The whole "flood thing" is the result of very old garbled stories from around 11,000 BCE, when the last ice age retreated, causing global sea level to rise dramatically (several tens of metres) in a relatively short period of time. While the rise was generally gradual, it was punctuated with occaisinal rapid spurts, and the climate change at the time would have caused increased rainfall in many parts of the world, and increased drought in others. In Australia, very few Aboriginal tribes have flood myths, except those who have lived near the sea, and Australia became much drier at the end of the last ice age, hence the lack of flood stories. The same for most of Africa - those cultures already living far inland have no flood myths, those that were disposessed by sea level rise do. An area of land the size of the USA in coastline disappeared under the sea in a period of a few hundred years. People living on the coastline retreated inland, and relayed tales of their lands being swallowed up by the sea, as they moved futher inland. Over many generations these stories naturally were embellished, mutated, evolved and diverged. None of the people who were already living inland when this sea level rise occured have retained any stories of floods, but the people that do have wildly varying stories, with the only common theme being rising water levels. Some flood myths involve rain, some don't.

 

Actually, in the biblical story of Noahs ark, God instructs Noah to gather "two of each beast that is unclean, and seven of each beast that is clean" (it might be the other way around, I'm quoting from memory). That is a hell of a lot of animals to pack into one little boat, considering there are an estimated 5 - 15 million species of animal, even considering that half of them are beetles. And then you have to consider that for most species, the minimum viable population size is >500. Some animals need several thousand individuals to survive. Then there is food - you need to feed these buggers, some animals consume their body weight in food each day, some have very particular diets.

Most non-fundamentalist Christians are reasonable enough to concede that Genesis is a mythological story, and didn't actually happen.

 

The story of Noah predates the Bible by several thousand years, it is found in the Sumerian myths in various forms, and these people were totally unrelated to the Semitic tribes that borrowed their mythology. It is probably based loosely on fact in the sense that some farmer noticed that the sea level was rising, and thought it might be worthwhile loading his cattle and other livestock into a boat in case it got hairy. He survives, has some kids, several thousand years later his offspring have proliferated and exagerated the story now distorted out of all proportion.

 

Zachaeus: "If you think that any experience of any higher beings can't be anything other than a malfunction of the brain, then I guess there's not much point in any further discussions about it."

 

I didn't say it couldn't be anything else, but that is the most liklely of all the possibilities. Many ancient societies did not recognise mental diseases like schizophrenia, instead, schizophrenics were (and still are in some societies) treated as people with a special conduit to God, or the spirit world. They didn't understand that when these people heard voices, or saw things that weren't there, that it was an error of their brain, they thought the voices were God, or spirits. Shamans, prophets, witchdoctors, priests throughout history have deliberatley induced visions (hallucinations) by starving themselves for days, weeks even, wandering around in the hot desert sun, consuming hallucinagenic compounds, and various other activities known to cause the brain to malfunction.
··········
Transcribe the part of the text on flood stories starting with "Actually, in the" and going on through "very particular diets.".

§ **Record extracts**:
··········
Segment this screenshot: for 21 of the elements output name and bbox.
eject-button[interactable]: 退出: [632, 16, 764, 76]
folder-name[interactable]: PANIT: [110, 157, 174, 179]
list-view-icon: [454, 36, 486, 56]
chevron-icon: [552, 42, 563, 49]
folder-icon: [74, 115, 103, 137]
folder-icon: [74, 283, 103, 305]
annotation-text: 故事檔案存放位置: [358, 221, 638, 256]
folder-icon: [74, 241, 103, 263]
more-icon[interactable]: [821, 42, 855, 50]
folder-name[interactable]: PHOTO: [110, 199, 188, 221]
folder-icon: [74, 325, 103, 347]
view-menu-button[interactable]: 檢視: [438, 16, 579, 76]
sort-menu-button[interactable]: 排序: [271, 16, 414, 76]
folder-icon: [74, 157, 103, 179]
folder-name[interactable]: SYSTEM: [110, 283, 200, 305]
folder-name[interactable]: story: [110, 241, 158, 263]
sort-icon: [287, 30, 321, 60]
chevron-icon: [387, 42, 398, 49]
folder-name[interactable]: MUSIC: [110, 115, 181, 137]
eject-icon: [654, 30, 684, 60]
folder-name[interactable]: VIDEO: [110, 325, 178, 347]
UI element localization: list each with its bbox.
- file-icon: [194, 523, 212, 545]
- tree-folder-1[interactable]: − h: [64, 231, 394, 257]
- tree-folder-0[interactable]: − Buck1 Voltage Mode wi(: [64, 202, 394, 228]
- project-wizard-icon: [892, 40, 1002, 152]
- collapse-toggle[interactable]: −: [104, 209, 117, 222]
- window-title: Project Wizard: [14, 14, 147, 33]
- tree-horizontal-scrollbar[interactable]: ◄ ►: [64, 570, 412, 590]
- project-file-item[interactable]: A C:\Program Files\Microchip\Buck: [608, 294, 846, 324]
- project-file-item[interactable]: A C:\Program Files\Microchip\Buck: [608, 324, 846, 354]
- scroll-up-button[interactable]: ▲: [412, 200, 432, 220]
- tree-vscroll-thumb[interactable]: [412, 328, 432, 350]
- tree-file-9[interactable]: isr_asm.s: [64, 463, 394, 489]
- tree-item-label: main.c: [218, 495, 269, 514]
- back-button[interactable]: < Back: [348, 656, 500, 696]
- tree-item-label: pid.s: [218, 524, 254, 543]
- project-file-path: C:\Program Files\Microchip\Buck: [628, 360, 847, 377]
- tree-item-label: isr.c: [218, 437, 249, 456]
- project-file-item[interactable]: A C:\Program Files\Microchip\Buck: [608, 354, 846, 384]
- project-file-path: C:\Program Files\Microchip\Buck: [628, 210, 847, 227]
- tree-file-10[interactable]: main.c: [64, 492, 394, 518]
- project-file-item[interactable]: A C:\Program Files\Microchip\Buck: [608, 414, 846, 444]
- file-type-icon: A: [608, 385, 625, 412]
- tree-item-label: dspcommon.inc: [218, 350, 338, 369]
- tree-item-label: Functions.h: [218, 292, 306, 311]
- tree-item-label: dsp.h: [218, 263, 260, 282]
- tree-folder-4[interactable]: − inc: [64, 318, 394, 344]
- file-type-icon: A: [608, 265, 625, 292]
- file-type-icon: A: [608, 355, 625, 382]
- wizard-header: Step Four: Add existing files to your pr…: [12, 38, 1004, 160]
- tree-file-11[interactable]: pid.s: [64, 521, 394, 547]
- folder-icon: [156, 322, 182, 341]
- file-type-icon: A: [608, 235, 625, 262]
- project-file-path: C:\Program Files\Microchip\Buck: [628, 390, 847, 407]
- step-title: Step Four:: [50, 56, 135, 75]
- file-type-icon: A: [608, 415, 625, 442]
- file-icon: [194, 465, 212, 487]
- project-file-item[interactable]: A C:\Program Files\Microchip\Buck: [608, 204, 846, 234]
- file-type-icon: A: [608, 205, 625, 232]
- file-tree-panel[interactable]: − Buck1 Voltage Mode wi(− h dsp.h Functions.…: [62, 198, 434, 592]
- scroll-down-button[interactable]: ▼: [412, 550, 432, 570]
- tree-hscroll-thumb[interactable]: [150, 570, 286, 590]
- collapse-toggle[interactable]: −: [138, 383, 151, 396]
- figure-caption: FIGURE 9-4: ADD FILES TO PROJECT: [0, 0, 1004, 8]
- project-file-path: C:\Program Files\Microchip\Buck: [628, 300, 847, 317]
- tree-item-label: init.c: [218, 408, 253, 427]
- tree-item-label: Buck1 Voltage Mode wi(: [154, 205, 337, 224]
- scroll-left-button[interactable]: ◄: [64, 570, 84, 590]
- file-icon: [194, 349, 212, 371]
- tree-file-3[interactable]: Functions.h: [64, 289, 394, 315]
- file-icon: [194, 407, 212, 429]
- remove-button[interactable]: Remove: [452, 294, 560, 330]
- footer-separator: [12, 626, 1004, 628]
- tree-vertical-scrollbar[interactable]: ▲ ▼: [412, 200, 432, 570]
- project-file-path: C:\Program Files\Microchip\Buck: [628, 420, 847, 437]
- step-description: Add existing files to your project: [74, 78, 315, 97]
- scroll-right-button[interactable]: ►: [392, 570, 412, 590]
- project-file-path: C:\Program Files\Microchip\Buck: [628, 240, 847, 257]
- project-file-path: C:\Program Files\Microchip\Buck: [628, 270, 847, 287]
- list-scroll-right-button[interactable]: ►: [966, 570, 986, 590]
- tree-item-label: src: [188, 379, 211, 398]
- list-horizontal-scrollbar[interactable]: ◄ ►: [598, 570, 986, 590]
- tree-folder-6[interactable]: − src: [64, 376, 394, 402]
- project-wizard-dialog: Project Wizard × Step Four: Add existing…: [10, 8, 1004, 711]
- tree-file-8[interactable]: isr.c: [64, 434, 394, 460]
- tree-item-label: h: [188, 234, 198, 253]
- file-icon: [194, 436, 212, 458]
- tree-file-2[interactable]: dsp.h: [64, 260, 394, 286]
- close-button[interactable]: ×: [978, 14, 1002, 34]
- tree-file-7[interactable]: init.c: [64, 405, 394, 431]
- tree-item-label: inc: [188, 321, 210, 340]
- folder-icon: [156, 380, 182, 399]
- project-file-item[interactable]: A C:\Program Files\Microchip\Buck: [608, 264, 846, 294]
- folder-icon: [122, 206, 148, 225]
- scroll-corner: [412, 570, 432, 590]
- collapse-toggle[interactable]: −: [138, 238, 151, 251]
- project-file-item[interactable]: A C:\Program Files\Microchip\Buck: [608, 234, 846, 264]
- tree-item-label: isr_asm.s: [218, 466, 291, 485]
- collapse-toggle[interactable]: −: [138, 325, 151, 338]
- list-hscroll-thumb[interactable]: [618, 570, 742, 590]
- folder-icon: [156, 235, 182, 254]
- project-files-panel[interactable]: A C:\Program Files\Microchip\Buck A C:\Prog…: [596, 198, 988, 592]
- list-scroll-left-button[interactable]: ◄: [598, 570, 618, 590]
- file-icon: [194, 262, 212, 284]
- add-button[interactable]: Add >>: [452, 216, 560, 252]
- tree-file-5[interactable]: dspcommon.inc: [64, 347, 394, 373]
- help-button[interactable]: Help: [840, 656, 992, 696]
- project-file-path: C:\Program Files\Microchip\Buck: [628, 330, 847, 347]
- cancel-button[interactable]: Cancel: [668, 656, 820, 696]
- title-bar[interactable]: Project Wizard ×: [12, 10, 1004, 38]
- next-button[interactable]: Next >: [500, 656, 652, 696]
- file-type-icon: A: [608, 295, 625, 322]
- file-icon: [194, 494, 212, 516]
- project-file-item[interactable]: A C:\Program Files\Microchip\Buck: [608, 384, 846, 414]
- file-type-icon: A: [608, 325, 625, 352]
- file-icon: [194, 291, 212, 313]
··········
§ **Solution**:
Actually, in the biblical story of Noahs ark, God instructs Noah to gather "two of each beast that is unclean, and seven of each beast that is clean" (it might be the other way around, I'm quoting from memory). That is a hell of a lot of animals to pack into one little boat, considering there are an estimated 5 - 15 million species of animal, even considering that half of them are beetles. And then you have to consider that for most species, the minimum viable population size is >500. Some animals need several thousand individuals to survive. Then there is food - you need to feed these buggers, some animals consume their body weight in food each day, some have very particular diets.